__SUPPLIED RECORDS__
--- Begin ---

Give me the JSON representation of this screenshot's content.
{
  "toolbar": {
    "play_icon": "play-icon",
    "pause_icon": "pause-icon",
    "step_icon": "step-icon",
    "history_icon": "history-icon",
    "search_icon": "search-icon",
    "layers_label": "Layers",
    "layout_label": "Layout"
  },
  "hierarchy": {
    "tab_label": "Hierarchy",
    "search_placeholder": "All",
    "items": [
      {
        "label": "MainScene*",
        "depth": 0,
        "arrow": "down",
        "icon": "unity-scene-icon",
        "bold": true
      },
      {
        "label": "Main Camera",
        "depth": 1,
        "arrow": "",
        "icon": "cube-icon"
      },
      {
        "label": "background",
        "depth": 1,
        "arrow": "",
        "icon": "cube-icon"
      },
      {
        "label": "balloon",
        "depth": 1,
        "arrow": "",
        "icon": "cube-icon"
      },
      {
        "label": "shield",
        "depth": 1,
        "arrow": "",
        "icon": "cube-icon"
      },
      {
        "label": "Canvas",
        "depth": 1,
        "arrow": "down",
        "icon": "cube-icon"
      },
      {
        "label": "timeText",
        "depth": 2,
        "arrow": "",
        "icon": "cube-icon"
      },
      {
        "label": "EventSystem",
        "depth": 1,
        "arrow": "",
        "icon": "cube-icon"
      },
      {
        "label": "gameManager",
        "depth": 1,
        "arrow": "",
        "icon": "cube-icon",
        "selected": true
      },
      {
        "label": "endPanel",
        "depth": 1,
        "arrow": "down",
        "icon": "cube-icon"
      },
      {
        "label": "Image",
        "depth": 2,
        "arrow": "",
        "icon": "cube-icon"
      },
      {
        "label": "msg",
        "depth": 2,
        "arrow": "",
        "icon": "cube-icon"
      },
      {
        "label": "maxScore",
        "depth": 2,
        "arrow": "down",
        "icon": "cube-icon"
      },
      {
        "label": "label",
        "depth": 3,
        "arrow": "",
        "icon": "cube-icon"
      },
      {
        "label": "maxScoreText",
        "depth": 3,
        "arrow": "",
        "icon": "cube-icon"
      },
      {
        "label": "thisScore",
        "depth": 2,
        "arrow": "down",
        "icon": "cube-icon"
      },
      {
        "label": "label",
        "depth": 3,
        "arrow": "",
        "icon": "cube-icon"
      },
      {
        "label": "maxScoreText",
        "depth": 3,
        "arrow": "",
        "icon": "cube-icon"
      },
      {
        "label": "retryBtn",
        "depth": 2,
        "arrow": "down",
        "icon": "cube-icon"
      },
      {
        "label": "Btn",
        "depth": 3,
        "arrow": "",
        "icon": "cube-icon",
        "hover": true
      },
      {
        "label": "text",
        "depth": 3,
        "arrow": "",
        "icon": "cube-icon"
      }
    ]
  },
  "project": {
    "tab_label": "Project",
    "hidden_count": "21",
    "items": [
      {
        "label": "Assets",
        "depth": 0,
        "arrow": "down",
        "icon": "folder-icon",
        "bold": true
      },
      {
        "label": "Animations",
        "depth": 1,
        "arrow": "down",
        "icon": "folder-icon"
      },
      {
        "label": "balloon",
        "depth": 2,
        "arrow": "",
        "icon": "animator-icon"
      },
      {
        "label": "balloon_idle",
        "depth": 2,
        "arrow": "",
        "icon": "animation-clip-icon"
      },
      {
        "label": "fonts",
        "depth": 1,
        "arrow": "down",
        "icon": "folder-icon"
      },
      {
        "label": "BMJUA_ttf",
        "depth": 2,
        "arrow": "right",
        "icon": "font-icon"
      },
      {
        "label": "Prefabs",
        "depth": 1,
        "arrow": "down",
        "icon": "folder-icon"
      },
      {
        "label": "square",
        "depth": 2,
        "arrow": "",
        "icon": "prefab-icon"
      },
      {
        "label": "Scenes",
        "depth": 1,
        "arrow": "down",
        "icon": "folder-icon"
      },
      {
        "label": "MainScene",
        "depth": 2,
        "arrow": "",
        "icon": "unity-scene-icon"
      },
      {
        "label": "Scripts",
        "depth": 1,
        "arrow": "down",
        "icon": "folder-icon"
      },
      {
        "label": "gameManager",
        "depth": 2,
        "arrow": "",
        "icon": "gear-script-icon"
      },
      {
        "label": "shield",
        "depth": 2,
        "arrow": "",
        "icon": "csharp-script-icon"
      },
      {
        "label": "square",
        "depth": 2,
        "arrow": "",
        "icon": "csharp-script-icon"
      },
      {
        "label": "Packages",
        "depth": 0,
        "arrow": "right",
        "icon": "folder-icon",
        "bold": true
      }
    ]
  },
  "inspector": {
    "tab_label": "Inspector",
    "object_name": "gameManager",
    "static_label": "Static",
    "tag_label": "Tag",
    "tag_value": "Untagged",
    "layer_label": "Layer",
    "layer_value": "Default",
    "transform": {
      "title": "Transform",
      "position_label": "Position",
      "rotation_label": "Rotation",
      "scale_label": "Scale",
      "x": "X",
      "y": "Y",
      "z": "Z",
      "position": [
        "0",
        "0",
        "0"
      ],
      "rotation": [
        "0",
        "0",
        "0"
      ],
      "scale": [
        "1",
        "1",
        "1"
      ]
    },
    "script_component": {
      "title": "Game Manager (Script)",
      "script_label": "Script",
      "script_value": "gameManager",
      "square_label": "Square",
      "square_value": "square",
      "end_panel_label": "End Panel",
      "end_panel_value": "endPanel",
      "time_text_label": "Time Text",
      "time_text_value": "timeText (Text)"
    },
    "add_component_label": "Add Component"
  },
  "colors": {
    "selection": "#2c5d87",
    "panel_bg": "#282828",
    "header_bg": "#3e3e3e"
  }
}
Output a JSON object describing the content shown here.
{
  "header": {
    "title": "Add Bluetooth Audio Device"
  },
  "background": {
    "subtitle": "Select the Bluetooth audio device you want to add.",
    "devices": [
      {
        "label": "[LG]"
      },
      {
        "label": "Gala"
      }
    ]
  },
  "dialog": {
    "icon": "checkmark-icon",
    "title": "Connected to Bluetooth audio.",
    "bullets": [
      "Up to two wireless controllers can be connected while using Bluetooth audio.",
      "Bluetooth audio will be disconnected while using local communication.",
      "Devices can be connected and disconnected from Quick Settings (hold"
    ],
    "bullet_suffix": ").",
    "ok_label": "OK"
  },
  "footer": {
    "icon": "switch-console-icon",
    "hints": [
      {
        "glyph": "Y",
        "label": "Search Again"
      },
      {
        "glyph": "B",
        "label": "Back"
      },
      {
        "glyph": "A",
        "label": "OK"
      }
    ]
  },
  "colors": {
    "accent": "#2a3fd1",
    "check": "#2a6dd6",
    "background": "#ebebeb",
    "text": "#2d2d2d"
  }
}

--- End ---

__YOUR INSTRUCTIONS__
Among these entries, how many lines include the string "disconnected"? Reply with the number by itself.

__EXPECTED OUTPUT__
2